AIM OF THE TASK => Below are the records; copy each line in them that holds the word "values".
>> begin RECORD SET
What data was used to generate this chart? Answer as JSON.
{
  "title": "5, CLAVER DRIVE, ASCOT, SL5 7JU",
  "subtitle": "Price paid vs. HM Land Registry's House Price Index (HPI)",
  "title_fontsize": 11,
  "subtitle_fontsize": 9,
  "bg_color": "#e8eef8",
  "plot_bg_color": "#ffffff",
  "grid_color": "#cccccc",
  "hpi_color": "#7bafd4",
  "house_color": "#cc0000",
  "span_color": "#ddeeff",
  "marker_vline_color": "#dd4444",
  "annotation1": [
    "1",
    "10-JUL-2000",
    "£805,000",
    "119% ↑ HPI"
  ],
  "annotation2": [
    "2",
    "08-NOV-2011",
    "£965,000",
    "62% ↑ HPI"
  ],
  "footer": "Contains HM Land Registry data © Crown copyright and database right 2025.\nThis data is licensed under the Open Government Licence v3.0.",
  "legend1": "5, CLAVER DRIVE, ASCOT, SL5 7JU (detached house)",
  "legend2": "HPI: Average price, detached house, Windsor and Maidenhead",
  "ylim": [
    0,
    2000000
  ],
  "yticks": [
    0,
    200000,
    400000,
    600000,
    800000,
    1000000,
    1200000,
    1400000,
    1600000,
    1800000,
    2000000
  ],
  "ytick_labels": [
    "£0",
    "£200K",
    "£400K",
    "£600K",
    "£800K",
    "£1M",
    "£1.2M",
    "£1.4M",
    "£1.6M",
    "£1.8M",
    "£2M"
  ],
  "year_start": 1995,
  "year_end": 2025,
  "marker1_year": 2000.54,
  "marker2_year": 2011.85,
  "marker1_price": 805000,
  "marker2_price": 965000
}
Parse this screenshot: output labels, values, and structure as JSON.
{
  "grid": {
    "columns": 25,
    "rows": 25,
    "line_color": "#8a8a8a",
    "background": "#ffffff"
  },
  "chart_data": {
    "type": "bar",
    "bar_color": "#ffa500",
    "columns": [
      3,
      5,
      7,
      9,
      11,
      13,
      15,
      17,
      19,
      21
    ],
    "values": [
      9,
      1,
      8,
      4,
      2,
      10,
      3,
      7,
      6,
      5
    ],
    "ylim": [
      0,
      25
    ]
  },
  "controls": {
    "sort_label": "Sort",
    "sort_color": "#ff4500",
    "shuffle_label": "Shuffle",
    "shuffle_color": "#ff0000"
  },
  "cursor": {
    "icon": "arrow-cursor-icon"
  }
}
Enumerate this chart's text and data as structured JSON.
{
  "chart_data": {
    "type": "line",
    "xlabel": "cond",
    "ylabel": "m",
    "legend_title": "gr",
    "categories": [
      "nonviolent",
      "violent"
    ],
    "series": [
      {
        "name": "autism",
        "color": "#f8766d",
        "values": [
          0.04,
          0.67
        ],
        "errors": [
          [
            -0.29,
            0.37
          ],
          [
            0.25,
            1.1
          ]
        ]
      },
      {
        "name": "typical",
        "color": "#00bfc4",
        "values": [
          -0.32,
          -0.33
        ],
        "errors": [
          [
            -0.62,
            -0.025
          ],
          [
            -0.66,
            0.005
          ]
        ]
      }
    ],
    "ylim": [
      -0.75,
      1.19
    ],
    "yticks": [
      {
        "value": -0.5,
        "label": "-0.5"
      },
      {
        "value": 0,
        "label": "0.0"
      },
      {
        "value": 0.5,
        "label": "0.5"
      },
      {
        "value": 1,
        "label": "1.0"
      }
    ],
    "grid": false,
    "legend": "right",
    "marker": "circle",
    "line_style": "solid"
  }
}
>> end RECORD SET
RESPONSE =>
Parse this screenshot: output labels, values, and structure as JSON.
    "values": [
        "values": [
        "values": [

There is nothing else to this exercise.